**What to produce**
Swap "chevron-down-icon" for "caret-down-icon" in the lines beginning with the first one and running through the line with "output-channel-label: 输出声道: [753,322,810,337]", and reproduce only those lines with nothing else altered.

**Data for processing**
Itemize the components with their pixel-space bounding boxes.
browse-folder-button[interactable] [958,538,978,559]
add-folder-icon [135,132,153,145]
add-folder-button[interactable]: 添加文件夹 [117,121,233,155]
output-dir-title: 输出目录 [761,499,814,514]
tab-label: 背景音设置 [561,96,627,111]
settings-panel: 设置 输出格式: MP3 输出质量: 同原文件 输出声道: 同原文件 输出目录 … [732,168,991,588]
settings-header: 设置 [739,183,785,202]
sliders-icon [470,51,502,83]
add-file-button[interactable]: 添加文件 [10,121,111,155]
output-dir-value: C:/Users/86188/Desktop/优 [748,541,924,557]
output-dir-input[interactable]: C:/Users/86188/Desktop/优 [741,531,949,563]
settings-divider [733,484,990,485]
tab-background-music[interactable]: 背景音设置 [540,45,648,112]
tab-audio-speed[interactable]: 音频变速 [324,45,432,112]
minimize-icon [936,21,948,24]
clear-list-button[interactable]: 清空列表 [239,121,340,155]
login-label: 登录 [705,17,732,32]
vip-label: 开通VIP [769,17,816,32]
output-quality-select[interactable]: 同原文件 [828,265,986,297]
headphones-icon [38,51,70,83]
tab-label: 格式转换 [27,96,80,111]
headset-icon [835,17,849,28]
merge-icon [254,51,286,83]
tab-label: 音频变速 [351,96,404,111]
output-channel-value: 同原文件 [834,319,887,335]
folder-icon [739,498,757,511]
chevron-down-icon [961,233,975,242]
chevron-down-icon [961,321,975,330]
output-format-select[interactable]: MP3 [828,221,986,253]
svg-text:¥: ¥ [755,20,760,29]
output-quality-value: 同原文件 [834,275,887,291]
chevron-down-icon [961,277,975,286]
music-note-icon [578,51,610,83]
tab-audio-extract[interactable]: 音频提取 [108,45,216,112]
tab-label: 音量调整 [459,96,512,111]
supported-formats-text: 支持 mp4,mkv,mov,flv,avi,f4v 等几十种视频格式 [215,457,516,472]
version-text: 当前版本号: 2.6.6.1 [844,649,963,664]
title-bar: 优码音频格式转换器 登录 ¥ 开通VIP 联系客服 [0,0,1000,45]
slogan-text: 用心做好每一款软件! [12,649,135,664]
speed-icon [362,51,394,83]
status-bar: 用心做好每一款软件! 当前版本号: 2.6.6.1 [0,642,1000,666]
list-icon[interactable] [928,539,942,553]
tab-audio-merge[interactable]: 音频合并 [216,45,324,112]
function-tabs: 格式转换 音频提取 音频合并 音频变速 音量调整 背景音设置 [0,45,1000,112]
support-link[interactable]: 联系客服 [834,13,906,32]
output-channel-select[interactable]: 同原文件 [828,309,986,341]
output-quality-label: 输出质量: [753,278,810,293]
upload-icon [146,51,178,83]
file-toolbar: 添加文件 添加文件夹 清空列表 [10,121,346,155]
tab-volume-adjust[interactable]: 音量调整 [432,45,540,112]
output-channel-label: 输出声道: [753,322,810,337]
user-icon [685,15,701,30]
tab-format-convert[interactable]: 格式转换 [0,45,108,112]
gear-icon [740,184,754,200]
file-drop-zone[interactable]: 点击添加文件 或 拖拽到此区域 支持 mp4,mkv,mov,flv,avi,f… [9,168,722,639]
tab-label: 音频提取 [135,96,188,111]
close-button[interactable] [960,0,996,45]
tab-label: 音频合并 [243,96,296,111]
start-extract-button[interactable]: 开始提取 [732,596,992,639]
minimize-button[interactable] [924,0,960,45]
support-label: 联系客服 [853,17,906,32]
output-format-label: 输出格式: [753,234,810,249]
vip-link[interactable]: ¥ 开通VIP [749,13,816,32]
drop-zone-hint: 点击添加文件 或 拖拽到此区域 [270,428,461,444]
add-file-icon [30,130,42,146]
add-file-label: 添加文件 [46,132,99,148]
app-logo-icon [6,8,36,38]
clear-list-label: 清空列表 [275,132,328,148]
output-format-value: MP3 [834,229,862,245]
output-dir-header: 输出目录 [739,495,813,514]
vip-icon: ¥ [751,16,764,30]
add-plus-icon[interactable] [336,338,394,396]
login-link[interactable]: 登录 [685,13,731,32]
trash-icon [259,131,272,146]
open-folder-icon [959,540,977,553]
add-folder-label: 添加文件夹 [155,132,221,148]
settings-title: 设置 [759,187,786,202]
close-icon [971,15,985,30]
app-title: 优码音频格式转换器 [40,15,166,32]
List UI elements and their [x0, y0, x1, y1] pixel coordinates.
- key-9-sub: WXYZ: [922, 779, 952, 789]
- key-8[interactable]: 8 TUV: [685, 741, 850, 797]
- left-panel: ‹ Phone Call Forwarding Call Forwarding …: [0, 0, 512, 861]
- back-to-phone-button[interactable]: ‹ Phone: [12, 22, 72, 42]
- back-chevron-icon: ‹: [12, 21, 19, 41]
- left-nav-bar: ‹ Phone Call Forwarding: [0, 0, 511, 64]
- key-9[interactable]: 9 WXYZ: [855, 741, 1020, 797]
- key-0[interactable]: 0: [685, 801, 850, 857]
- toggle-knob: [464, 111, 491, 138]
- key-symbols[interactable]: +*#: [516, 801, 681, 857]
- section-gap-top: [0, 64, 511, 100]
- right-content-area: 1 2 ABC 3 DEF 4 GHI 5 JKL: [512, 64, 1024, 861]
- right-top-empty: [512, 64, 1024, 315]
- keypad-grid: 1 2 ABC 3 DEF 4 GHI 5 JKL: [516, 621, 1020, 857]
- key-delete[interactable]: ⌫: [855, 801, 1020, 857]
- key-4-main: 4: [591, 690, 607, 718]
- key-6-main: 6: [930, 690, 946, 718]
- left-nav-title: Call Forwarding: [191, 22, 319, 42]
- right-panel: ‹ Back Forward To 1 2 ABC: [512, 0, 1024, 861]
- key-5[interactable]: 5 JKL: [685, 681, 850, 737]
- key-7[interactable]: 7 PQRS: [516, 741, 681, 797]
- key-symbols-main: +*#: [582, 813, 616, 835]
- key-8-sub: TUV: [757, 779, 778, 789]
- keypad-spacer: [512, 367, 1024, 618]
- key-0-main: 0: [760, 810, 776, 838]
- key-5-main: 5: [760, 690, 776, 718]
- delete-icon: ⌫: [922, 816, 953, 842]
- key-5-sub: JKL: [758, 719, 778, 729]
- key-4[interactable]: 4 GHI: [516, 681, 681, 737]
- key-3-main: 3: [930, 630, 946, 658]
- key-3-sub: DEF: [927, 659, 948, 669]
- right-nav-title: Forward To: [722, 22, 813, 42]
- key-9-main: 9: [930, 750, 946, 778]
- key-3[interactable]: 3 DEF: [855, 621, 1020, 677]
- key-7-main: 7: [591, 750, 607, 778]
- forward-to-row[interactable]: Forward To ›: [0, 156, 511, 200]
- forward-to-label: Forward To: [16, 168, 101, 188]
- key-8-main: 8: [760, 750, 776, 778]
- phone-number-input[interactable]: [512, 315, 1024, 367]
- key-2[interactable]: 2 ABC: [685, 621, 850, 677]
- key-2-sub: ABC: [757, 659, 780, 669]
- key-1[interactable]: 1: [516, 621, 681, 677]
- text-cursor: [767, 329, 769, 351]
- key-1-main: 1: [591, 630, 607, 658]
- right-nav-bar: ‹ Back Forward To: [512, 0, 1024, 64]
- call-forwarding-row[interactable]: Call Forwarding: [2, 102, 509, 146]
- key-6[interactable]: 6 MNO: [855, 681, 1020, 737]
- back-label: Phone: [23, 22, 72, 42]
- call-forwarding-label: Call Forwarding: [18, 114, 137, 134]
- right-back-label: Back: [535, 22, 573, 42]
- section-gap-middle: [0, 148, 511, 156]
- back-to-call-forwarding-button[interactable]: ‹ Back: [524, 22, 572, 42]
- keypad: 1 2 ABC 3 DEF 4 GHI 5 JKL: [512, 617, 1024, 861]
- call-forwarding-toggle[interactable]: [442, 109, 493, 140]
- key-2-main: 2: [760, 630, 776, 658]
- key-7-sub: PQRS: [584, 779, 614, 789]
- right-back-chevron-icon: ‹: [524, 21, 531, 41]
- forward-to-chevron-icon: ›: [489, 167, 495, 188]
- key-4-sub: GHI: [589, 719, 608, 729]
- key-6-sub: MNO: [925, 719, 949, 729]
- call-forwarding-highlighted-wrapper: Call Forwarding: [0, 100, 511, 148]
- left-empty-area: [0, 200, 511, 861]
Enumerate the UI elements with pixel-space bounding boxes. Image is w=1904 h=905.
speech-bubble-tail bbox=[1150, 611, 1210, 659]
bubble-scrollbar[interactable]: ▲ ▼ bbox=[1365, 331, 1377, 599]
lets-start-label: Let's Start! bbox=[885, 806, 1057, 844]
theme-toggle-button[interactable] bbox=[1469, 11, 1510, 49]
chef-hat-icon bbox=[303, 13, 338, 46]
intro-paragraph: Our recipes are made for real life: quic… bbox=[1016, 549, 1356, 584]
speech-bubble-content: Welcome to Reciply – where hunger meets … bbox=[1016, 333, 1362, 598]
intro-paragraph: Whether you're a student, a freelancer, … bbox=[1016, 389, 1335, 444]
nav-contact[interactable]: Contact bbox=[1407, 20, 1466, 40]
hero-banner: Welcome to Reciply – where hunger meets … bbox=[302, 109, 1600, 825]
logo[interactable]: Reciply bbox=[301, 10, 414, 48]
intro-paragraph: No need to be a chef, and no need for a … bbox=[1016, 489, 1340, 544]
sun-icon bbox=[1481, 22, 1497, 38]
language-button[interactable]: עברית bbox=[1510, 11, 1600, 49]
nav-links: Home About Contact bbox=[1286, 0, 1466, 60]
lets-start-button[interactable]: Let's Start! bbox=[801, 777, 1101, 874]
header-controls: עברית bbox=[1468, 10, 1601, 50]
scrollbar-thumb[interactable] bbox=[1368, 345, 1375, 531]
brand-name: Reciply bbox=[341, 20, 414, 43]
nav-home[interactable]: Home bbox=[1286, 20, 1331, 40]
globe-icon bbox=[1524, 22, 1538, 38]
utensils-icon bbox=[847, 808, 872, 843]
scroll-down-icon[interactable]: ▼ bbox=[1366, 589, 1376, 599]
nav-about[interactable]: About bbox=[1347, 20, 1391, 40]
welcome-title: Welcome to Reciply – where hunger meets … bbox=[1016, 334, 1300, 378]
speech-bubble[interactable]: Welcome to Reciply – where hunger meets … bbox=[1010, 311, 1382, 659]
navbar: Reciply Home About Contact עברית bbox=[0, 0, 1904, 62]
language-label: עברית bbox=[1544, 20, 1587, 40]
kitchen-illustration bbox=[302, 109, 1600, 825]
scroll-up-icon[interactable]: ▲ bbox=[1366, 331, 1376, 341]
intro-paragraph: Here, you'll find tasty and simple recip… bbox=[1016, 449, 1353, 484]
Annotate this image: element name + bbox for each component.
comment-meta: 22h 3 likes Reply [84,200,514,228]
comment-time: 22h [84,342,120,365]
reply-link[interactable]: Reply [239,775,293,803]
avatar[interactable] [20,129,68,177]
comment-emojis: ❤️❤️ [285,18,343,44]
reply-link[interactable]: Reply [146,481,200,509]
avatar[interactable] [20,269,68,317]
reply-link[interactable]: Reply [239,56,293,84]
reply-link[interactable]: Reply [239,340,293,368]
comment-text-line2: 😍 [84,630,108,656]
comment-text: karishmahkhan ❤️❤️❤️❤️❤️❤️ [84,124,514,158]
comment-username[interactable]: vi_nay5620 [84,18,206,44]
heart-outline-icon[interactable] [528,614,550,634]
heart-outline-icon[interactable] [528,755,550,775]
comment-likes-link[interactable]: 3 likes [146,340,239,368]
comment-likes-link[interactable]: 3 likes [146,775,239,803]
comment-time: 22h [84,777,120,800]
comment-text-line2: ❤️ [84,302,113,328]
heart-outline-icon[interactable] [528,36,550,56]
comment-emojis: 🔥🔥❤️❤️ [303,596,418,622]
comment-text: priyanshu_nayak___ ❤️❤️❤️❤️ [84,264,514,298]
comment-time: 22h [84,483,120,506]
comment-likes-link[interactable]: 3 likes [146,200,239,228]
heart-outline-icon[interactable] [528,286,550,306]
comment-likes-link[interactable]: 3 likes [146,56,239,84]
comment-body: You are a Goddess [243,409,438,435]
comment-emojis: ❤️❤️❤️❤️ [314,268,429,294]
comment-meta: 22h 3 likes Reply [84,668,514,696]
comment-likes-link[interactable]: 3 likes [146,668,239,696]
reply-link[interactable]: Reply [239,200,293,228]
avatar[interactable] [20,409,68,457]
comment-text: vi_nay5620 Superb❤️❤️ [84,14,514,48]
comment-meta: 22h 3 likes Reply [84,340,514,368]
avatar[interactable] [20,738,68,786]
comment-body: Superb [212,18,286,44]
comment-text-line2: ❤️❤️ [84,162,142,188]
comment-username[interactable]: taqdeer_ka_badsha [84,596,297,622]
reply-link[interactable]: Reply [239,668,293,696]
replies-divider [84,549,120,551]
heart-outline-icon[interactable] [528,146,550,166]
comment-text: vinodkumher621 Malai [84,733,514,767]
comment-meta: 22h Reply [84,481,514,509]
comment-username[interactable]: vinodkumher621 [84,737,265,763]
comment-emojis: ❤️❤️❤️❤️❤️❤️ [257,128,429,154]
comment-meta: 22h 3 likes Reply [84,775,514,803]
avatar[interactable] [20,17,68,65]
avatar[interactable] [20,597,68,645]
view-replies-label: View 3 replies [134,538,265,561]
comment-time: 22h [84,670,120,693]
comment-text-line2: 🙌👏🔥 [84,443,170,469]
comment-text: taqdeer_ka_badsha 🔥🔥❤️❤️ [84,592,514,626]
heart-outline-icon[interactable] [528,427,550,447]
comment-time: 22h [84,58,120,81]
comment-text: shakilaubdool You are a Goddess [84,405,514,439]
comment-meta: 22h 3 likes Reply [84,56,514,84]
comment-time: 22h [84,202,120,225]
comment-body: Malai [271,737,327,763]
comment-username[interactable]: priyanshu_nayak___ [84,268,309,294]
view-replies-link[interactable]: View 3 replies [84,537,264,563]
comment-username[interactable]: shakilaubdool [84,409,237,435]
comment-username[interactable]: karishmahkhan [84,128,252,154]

**Task output**
Itemize the components with their pixel-space bounding boxes.
browse-folder-button[interactable] [958,538,978,559]
add-folder-icon [135,132,153,145]
add-folder-button[interactable]: 添加文件夹 [117,121,233,155]
output-dir-title: 输出目录 [761,499,814,514]
tab-label: 背景音设置 [561,96,627,111]
settings-panel: 设置 输出格式: MP3 输出质量: 同原文件 输出声道: 同原文件 输出目录 … [732,168,991,588]
settings-header: 设置 [739,183,785,202]
sliders-icon [470,51,502,83]
add-file-button[interactable]: 添加文件 [10,121,111,155]
output-dir-value: C:/Users/86188/Desktop/优 [748,541,924,557]
output-dir-input[interactable]: C:/Users/86188/Desktop/优 [741,531,949,563]
settings-divider [733,484,990,485]
tab-background-music[interactable]: 背景音设置 [540,45,648,112]
tab-audio-speed[interactable]: 音频变速 [324,45,432,112]
minimize-icon [936,21,948,24]
clear-list-button[interactable]: 清空列表 [239,121,340,155]
login-label: 登录 [705,17,732,32]
vip-label: 开通VIP [769,17,816,32]
output-quality-select[interactable]: 同原文件 [828,265,986,297]
headphones-icon [38,51,70,83]
tab-label: 格式转换 [27,96,80,111]
headset-icon [835,17,849,28]
merge-icon [254,51,286,83]
tab-label: 音频变速 [351,96,404,111]
output-channel-value: 同原文件 [834,319,887,335]
folder-icon [739,498,757,511]
caret-down-icon [961,233,975,242]
caret-down-icon [961,321,975,330]
output-format-select[interactable]: MP3 [828,221,986,253]
svg-text:¥: ¥ [755,20,760,29]
output-quality-value: 同原文件 [834,275,887,291]
caret-down-icon [961,277,975,286]
music-note-icon [578,51,610,83]
tab-audio-extract[interactable]: 音频提取 [108,45,216,112]
tab-label: 音量调整 [459,96,512,111]
supported-formats-text: 支持 mp4,mkv,mov,flv,avi,f4v 等几十种视频格式 [215,457,516,472]
version-text: 当前版本号: 2.6.6.1 [844,649,963,664]
title-bar: 优码音频格式转换器 登录 ¥ 开通VIP 联系客服 [0,0,1000,45]
slogan-text: 用心做好每一款软件! [12,649,135,664]
speed-icon [362,51,394,83]
status-bar: 用心做好每一款软件! 当前版本号: 2.6.6.1 [0,642,1000,666]
list-icon[interactable] [928,539,942,553]
tab-audio-merge[interactable]: 音频合并 [216,45,324,112]
function-tabs: 格式转换 音频提取 音频合并 音频变速 音量调整 背景音设置 [0,45,1000,112]
support-link[interactable]: 联系客服 [834,13,906,32]
output-channel-select[interactable]: 同原文件 [828,309,986,341]
output-quality-label: 输出质量: [753,278,810,293]
upload-icon [146,51,178,83]
file-toolbar: 添加文件 添加文件夹 清空列表 [10,121,346,155]
tab-volume-adjust[interactable]: 音量调整 [432,45,540,112]
output-channel-label: 输出声道: [753,322,810,337]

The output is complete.